DO THIS:
Reproduce, unchanged, everything from the first line down to the line containing "lat-label: 45S — [20, 871, 45, 886]", both ends included.

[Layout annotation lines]
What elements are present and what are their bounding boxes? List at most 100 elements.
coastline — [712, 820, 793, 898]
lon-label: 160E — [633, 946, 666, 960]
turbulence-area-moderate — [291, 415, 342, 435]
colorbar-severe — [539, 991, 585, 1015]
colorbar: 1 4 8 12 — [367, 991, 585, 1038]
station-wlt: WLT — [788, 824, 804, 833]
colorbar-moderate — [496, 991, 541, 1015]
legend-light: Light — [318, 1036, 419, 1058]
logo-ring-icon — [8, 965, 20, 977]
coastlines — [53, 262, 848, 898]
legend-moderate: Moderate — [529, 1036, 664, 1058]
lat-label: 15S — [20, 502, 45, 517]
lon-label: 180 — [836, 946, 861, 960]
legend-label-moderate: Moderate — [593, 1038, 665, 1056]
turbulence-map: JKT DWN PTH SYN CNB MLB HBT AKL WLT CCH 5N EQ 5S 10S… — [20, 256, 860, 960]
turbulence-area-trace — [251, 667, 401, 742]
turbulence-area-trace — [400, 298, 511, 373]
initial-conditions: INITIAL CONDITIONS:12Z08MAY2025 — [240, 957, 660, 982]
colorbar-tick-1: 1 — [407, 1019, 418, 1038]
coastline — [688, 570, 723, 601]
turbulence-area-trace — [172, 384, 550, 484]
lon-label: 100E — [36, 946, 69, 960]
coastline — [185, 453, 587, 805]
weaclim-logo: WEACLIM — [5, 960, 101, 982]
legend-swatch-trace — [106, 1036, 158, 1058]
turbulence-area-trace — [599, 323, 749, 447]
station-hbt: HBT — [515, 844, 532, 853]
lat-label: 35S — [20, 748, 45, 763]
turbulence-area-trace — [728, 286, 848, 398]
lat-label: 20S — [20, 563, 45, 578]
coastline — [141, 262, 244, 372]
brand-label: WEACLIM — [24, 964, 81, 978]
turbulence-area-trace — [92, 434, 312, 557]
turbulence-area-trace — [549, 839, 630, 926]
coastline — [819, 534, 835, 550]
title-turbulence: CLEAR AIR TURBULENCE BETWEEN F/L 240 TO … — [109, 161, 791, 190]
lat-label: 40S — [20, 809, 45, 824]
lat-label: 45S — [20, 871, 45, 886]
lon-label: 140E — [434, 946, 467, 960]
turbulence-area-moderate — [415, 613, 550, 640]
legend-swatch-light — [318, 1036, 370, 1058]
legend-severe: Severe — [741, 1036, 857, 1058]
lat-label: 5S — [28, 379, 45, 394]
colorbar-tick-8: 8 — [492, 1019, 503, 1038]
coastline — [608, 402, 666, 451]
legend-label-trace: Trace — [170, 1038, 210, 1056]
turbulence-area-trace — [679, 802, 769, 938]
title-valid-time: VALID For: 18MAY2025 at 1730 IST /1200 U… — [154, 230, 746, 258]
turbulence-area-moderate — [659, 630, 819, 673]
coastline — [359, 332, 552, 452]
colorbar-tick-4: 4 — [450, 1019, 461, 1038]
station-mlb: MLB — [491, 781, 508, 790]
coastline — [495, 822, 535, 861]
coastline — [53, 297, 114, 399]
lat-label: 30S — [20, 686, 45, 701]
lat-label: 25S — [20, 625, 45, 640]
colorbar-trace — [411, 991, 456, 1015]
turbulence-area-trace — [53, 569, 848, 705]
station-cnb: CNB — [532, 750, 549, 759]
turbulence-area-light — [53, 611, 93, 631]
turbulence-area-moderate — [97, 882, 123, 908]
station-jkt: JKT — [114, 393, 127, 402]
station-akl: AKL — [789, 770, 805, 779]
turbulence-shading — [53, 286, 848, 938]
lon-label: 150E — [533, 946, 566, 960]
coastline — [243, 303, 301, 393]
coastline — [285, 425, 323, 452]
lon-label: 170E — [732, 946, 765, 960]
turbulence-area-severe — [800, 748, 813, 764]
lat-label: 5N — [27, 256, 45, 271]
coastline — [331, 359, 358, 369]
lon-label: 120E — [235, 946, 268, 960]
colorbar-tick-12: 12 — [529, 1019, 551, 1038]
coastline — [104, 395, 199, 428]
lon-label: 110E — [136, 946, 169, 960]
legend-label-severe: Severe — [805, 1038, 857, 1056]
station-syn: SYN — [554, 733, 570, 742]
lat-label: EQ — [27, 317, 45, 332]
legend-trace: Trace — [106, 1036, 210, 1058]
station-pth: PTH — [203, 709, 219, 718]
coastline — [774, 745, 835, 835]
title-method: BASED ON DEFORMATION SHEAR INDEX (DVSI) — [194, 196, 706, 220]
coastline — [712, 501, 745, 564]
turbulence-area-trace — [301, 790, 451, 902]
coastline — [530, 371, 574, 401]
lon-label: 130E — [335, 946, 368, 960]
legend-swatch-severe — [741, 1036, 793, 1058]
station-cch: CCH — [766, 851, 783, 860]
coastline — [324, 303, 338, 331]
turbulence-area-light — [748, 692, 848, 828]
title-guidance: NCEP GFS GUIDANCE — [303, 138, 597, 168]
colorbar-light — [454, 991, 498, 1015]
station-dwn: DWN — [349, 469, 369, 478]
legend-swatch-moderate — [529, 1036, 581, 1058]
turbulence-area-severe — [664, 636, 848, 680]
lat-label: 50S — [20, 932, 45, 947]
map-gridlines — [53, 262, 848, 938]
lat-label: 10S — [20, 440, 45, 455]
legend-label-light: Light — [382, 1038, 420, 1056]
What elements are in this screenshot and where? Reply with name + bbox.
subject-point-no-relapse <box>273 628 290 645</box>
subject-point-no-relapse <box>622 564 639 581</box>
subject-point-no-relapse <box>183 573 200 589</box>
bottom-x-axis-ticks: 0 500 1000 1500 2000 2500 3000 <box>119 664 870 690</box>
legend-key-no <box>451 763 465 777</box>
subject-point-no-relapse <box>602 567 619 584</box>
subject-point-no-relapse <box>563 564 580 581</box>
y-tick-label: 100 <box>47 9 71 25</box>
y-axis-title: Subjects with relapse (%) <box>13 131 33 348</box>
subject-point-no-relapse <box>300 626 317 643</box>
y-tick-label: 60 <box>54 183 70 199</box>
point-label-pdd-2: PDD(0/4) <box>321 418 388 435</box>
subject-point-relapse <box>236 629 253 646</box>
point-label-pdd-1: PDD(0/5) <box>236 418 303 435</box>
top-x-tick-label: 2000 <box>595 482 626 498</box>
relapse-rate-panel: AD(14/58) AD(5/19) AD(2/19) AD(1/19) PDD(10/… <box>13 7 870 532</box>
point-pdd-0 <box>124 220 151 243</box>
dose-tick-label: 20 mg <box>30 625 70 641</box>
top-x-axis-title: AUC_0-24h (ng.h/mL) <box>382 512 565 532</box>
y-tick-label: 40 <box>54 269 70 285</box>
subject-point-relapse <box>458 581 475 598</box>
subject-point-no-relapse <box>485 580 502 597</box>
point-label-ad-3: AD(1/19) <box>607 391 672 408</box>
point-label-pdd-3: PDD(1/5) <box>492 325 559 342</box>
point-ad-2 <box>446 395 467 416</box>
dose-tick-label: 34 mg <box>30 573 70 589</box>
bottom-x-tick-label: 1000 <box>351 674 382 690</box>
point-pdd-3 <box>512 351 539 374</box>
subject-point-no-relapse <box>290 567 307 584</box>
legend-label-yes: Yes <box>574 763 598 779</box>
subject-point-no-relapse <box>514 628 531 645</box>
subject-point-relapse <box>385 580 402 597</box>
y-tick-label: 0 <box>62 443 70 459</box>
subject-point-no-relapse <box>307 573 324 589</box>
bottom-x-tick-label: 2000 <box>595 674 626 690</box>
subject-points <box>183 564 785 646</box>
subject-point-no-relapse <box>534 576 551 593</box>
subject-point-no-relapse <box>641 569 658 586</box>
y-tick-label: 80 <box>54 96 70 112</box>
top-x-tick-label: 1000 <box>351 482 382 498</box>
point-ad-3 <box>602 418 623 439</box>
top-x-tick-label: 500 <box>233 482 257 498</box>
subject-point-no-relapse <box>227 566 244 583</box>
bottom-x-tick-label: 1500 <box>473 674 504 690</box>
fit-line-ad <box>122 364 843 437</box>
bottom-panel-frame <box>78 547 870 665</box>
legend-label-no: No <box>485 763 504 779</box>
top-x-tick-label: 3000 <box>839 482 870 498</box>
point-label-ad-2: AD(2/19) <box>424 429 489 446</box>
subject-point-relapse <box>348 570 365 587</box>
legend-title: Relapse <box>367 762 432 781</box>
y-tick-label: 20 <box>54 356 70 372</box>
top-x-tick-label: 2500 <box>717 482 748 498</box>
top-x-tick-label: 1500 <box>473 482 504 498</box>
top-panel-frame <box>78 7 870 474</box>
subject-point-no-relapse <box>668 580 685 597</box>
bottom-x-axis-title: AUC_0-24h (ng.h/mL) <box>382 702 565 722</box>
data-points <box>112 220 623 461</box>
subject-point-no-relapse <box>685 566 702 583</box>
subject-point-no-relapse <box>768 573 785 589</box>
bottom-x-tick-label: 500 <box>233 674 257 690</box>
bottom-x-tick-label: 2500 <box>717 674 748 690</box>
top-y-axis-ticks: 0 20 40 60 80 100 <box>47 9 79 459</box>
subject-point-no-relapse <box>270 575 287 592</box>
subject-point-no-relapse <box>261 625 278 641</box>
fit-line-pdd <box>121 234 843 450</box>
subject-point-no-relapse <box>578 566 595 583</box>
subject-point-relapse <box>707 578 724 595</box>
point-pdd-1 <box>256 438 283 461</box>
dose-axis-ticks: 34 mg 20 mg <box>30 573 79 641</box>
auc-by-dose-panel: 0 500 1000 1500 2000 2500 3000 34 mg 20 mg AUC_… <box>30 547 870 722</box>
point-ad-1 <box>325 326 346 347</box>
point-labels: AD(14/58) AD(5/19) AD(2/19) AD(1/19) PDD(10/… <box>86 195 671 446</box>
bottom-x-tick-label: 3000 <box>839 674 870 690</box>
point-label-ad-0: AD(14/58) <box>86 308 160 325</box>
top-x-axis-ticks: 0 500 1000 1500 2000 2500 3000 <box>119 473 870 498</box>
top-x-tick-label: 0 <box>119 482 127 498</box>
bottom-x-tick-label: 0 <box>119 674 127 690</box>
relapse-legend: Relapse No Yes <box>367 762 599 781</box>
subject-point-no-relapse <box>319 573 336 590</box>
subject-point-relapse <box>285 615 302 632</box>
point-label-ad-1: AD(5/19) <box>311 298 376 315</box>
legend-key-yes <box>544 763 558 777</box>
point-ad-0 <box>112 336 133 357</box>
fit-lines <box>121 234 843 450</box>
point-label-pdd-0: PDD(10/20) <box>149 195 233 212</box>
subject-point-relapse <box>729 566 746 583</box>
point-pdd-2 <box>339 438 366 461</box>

ANSWER:
What elements are present and what are their bounding boxes? List at most 100 elements.
coastline — [712, 820, 793, 898]
lon-label: 160E — [633, 946, 666, 960]
turbulence-area-moderate — [291, 415, 342, 435]
colorbar-severe — [539, 991, 585, 1015]
colorbar: 1 4 8 12 — [367, 991, 585, 1038]
station-wlt: WLT — [788, 824, 804, 833]
colorbar-moderate — [496, 991, 541, 1015]
legend-light: Light — [318, 1036, 419, 1058]
logo-ring-icon — [8, 965, 20, 977]
coastlines — [53, 262, 848, 898]
legend-moderate: Moderate — [529, 1036, 664, 1058]
lat-label: 15S — [20, 502, 45, 517]
lon-label: 180 — [836, 946, 861, 960]
legend-label-moderate: Moderate — [593, 1038, 665, 1056]
turbulence-map: JKT DWN PTH SYN CNB MLB HBT AKL WLT CCH 5N EQ 5S 10S… — [20, 256, 860, 960]
turbulence-area-trace — [251, 667, 401, 742]
turbulence-area-trace — [400, 298, 511, 373]
initial-conditions: INITIAL CONDITIONS:12Z08MAY2025 — [240, 957, 660, 982]
colorbar-tick-1: 1 — [407, 1019, 418, 1038]
coastline — [688, 570, 723, 601]
turbulence-area-trace — [172, 384, 550, 484]
lon-label: 100E — [36, 946, 69, 960]
coastline — [185, 453, 587, 805]
weaclim-logo: WEACLIM — [5, 960, 101, 982]
legend-swatch-trace — [106, 1036, 158, 1058]
turbulence-area-trace — [599, 323, 749, 447]
station-hbt: HBT — [515, 844, 532, 853]
lat-label: 35S — [20, 748, 45, 763]
turbulence-area-trace — [728, 286, 848, 398]
lat-label: 20S — [20, 563, 45, 578]
coastline — [141, 262, 244, 372]
brand-label: WEACLIM — [24, 964, 81, 978]
turbulence-area-trace — [92, 434, 312, 557]
turbulence-area-trace — [549, 839, 630, 926]
coastline — [819, 534, 835, 550]
title-turbulence: CLEAR AIR TURBULENCE BETWEEN F/L 240 TO … — [109, 161, 791, 190]
lat-label: 40S — [20, 809, 45, 824]
lat-label: 45S — [20, 871, 45, 886]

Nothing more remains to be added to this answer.